Given problem: Copy the listing verbatim, excluding any images found in it.
─── Records provided
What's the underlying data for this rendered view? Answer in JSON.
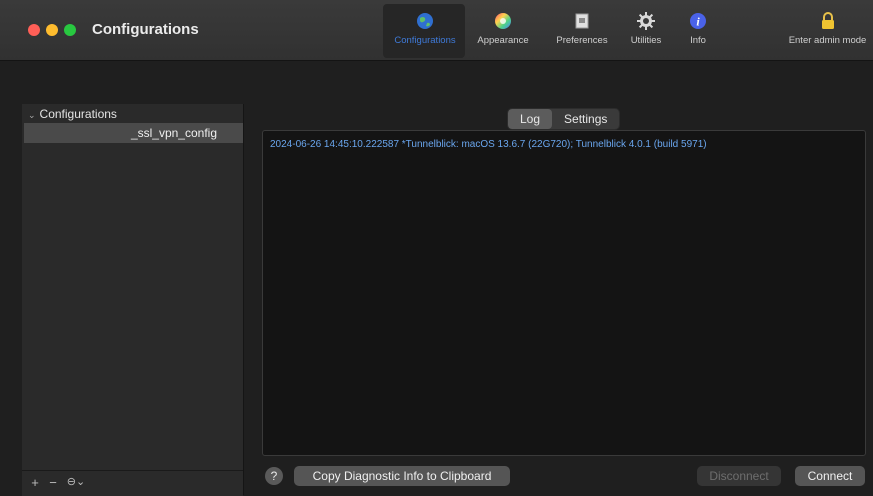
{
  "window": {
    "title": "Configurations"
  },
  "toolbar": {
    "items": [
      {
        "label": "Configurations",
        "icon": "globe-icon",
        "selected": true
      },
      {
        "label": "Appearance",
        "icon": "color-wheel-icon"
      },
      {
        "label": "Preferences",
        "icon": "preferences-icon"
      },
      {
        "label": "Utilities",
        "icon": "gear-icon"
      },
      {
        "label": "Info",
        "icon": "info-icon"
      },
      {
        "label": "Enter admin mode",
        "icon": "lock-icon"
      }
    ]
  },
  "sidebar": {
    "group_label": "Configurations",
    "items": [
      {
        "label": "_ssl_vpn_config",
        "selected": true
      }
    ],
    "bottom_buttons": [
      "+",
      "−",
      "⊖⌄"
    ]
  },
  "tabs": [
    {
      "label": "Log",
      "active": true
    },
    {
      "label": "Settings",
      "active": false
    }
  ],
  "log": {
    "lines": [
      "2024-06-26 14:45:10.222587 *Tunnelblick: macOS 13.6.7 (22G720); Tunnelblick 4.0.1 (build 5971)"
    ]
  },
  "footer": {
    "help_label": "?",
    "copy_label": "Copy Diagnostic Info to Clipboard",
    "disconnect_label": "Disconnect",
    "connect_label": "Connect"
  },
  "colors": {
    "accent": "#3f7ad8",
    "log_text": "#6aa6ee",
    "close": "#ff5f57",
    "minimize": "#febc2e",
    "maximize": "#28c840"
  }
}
──────
Response to the task:
What's the underlying data for this rendered view? Answer in JSON.
{
  "window": {
    "title": "Configurations"
  },
  "toolbar": {
    "items": [
      {
        "label": "Configurations",
        "icon": "globe-icon",
        "selected": true
      },
      {
        "label": "Appearance",
        "icon": "color-wheel-icon"
      },
      {
        "label": "Preferences",
        "icon": "preferences-icon"
      },
      {
        "label": "Utilities",
        "icon": "gear-icon"
      },
      {
        "label": "Info",
        "icon": "info-icon"
      },
      {
        "label": "Enter admin mode",
        "icon": "lock-icon"
      }
    ]
  },
  "sidebar": {
    "group_label": "Configurations",
    "items": [
      {
        "label": "_ssl_vpn_config",
        "selected": true
      }
    ],
    "bottom_buttons": [
      "+",
      "−",
      "⊖⌄"
    ]
  },
  "tabs": [
    {
      "label": "Log",
      "active": true
    },
    {
      "label": "Settings",
      "active": false
    }
  ],
  "log": {
    "lines": [
      "2024-06-26 14:45:10.222587 *Tunnelblick: macOS 13.6.7 (22G720); Tunnelblick 4.0.1 (build 5971)"
    ]
  },
  "footer": {
    "help_label": "?",
    "copy_label": "Copy Diagnostic Info to Clipboard",
    "disconnect_label": "Disconnect",
    "connect_label": "Connect"
  },
  "colors": {
    "accent": "#3f7ad8",
    "log_text": "#6aa6ee",
    "close": "#ff5f57",
    "minimize": "#febc2e",
    "maximize": "#28c840"
  }
}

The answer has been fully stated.